_TASK DETAILS_
Determine how many lines of the data below contain "content", then give only that number.

_THE DATA_
● ● ● ● ●

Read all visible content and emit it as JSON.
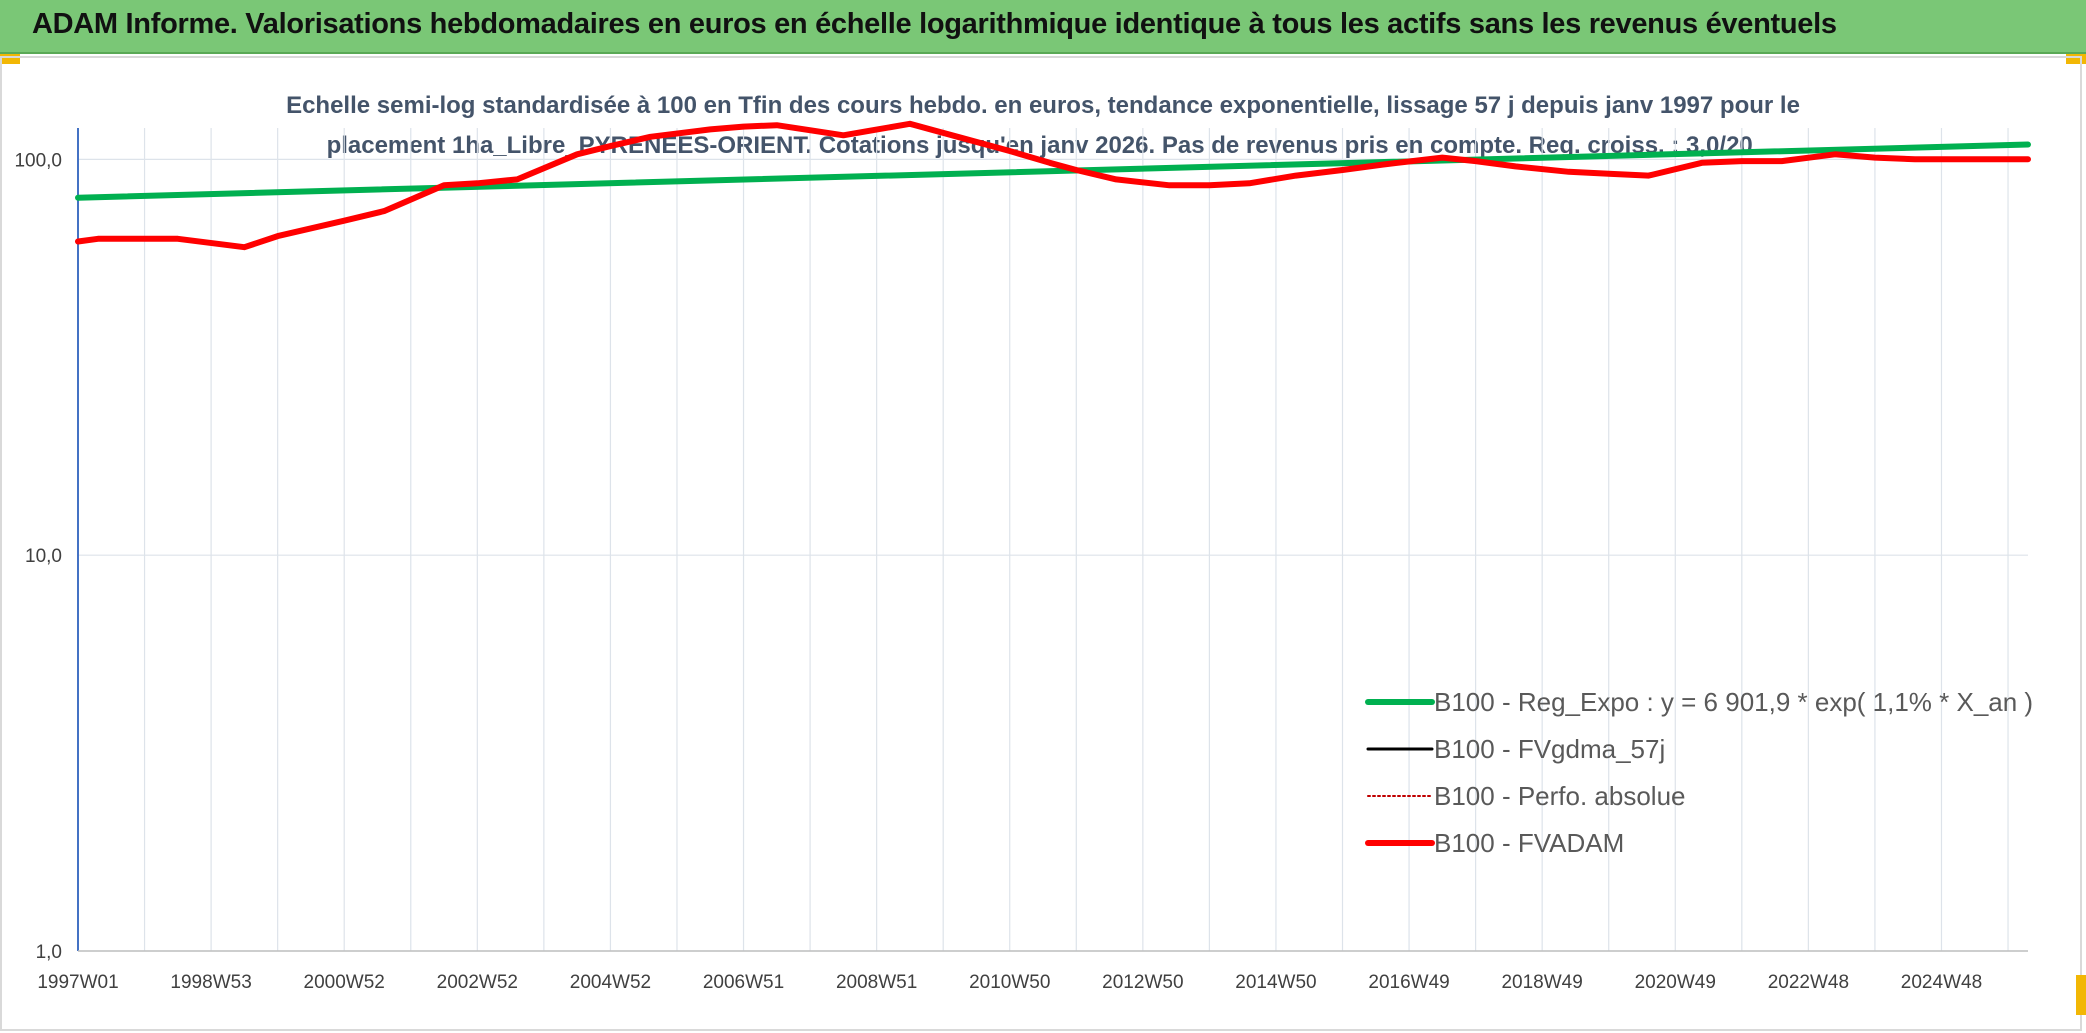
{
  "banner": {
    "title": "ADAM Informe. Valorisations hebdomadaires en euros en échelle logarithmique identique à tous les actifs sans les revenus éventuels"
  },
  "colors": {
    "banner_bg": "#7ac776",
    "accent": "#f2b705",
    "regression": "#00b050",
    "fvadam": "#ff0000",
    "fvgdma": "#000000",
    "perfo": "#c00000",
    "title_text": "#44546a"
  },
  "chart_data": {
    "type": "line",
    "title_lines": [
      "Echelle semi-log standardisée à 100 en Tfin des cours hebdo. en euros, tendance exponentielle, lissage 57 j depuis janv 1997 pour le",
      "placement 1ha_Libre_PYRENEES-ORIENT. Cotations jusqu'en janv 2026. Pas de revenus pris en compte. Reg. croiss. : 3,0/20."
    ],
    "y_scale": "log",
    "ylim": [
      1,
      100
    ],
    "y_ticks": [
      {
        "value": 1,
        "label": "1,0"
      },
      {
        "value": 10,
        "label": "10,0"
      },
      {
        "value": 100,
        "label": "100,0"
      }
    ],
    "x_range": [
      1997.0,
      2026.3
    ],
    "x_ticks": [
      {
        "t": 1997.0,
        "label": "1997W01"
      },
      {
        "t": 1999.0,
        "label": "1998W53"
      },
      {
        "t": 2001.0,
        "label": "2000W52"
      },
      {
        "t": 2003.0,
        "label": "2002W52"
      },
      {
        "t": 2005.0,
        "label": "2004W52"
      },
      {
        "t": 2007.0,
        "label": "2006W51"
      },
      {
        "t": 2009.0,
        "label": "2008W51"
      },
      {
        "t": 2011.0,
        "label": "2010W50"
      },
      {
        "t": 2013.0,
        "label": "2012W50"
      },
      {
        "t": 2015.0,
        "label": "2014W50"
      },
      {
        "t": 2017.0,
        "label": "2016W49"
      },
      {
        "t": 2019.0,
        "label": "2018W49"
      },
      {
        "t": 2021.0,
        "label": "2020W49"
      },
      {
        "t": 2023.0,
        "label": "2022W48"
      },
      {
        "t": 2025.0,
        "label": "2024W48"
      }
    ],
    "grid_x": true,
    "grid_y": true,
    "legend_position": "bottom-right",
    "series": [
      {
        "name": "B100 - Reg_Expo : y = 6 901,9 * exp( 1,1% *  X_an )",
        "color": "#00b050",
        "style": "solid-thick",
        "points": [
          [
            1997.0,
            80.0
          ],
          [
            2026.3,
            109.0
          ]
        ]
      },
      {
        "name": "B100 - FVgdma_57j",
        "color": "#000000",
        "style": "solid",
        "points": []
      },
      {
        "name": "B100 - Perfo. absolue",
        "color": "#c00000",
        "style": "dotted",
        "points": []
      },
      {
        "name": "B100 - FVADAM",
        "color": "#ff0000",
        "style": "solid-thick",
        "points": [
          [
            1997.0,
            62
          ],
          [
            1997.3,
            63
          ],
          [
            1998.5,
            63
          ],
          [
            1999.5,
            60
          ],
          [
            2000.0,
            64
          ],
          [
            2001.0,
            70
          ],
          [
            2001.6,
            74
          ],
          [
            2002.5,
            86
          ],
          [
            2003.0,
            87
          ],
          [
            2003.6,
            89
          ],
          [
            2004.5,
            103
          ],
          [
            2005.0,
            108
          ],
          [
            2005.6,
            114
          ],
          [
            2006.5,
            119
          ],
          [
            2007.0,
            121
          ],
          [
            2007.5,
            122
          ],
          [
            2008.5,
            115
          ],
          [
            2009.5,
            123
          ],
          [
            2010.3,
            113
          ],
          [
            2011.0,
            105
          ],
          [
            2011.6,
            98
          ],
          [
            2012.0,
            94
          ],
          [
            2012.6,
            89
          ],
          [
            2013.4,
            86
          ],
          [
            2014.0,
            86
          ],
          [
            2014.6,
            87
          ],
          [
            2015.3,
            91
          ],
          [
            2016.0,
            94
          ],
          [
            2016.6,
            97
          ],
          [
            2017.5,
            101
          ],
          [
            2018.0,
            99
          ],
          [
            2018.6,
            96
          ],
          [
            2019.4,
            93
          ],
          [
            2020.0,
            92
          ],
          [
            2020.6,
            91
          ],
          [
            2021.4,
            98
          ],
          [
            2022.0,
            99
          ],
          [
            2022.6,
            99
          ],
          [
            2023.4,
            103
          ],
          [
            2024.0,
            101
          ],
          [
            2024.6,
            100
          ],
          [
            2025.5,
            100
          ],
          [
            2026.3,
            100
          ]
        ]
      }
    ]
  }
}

● ● ● ● ●

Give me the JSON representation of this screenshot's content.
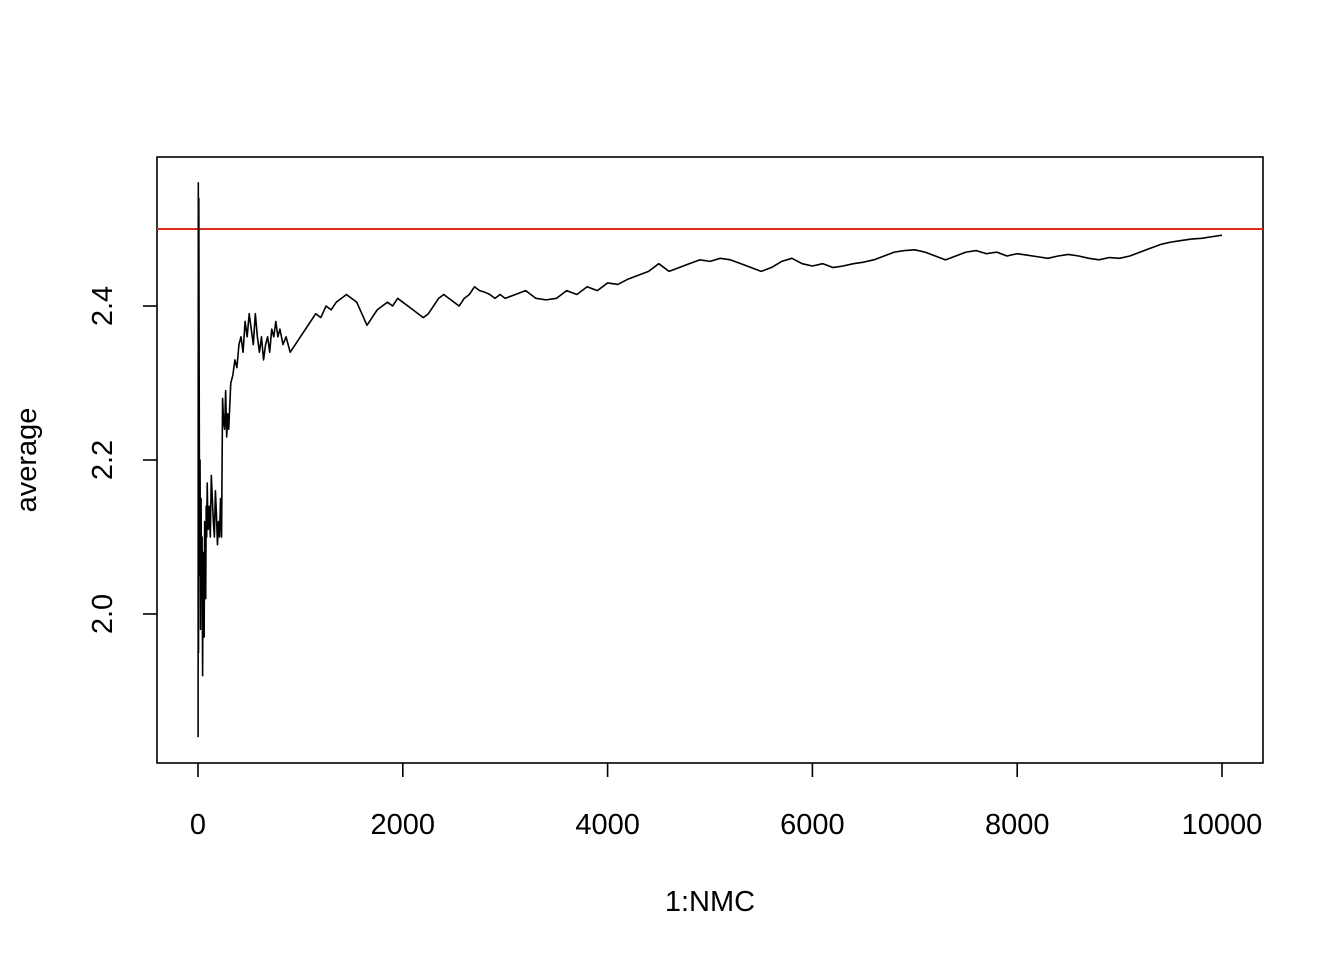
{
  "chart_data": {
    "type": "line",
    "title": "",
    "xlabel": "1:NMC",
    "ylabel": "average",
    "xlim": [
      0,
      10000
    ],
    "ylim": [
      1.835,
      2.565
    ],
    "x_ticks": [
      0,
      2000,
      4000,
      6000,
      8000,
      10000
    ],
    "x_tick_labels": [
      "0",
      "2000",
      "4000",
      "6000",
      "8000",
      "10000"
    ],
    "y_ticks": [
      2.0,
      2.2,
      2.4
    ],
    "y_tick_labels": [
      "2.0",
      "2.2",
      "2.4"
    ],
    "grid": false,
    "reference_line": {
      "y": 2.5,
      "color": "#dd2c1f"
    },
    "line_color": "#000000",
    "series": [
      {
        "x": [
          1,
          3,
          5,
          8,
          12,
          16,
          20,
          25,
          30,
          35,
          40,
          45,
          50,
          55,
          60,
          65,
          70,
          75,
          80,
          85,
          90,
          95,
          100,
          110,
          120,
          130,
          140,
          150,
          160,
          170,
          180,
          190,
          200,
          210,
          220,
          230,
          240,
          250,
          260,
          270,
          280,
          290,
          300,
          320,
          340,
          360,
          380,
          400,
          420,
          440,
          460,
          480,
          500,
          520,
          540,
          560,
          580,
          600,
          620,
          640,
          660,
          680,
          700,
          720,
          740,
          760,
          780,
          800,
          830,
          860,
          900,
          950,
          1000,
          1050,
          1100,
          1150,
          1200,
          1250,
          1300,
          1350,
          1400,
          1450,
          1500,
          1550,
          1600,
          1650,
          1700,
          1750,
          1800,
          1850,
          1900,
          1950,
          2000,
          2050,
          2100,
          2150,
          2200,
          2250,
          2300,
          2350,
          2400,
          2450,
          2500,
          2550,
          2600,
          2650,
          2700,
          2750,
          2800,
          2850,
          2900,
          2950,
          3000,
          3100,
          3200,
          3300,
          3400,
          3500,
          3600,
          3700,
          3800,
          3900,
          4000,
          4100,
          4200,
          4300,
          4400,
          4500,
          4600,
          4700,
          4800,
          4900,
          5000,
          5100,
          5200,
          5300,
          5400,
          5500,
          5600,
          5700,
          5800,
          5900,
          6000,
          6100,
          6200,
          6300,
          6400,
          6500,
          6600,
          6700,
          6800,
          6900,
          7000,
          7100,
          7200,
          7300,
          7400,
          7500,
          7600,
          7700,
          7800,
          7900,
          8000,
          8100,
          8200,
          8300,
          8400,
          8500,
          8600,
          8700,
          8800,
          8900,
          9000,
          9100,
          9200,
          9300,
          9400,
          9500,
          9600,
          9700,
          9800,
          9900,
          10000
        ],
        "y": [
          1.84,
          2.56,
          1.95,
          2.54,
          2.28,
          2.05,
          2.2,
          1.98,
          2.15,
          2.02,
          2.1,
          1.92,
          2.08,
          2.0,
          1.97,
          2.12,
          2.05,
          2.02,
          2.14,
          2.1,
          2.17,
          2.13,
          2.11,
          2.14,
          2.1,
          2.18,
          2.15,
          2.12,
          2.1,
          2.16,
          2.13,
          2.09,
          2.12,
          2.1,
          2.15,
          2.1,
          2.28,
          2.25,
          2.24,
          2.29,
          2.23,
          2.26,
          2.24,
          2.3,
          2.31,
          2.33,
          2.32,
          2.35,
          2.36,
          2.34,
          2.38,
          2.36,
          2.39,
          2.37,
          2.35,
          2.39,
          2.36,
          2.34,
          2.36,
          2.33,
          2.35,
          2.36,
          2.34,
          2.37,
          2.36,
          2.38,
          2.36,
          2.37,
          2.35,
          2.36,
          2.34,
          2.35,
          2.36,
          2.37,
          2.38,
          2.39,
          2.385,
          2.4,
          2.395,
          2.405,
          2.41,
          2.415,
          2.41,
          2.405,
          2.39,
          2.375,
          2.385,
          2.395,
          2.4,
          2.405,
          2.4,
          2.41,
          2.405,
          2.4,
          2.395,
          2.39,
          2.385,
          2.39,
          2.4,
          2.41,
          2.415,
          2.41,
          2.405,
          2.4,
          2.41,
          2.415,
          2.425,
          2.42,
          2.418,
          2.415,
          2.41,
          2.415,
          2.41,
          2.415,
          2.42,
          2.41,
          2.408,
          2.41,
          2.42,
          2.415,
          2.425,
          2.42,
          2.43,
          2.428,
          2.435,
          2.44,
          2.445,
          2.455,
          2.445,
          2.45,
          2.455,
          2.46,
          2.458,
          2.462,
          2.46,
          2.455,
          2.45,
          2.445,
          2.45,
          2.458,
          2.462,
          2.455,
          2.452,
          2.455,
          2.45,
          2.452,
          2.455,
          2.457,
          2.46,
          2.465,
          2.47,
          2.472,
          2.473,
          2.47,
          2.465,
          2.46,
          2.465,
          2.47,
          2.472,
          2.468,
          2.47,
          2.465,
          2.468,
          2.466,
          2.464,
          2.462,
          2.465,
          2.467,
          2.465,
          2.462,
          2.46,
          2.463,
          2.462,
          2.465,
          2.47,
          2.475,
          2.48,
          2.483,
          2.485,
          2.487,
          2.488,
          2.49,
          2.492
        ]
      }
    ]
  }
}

● ● ● ● ●

_SOLVED EXERCISE_
2